Work instructions => Skip the pictures and quote all of the lines exactly.

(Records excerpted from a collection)
>> start

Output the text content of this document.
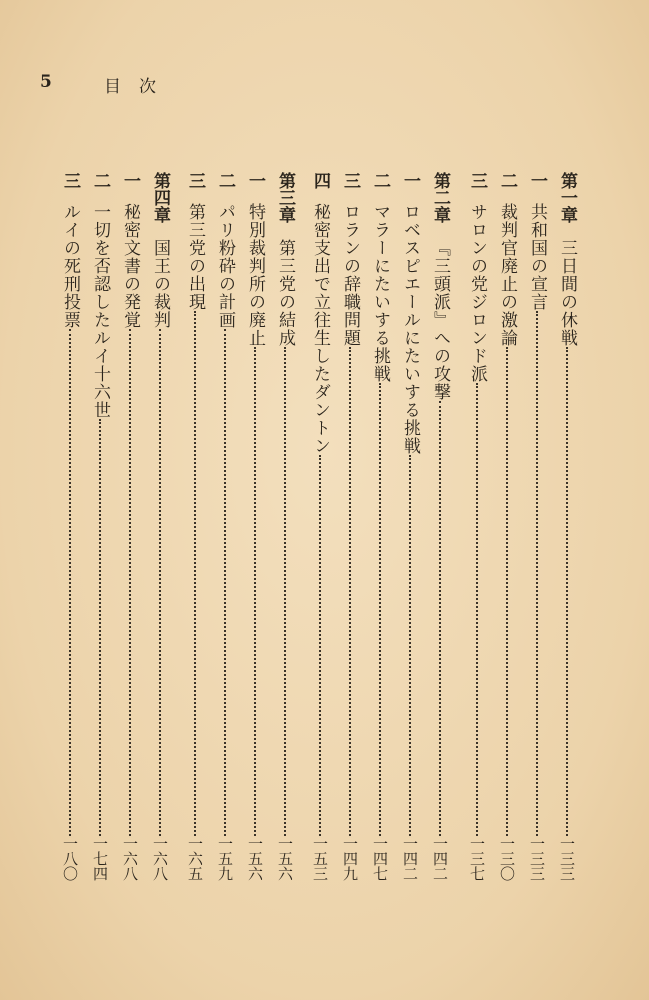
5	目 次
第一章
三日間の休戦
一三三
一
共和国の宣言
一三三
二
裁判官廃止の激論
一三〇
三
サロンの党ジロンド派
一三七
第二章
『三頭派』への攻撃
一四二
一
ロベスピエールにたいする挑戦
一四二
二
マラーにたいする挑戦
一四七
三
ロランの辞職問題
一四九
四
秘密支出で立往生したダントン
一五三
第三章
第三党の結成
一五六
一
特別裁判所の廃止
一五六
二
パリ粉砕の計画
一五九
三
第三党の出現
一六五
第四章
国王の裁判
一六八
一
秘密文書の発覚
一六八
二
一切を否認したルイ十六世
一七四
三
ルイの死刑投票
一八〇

>> end

Task output =>
Output the text content of this document.
5	目 次
第一章
三日間の休戦
一三三
一
共和国の宣言
一三三
二
裁判官廃止の激論
一三〇
三
サロンの党ジロンド派
一三七
第二章
『三頭派』への攻撃
一四二
一
ロベスピエールにたいする挑戦
一四二
二
マラーにたいする挑戦
一四七
三
ロランの辞職問題
一四九
四
秘密支出で立往生したダントン
一五三
第三章
第三党の結成
一五六
一
特別裁判所の廃止
一五六
二
パリ粉砕の計画
一五九
三
第三党の出現
一六五
第四章
国王の裁判
一六八
一
秘密文書の発覚
一六八
二
一切を否認したルイ十六世
一七四
三
ルイの死刑投票
一八〇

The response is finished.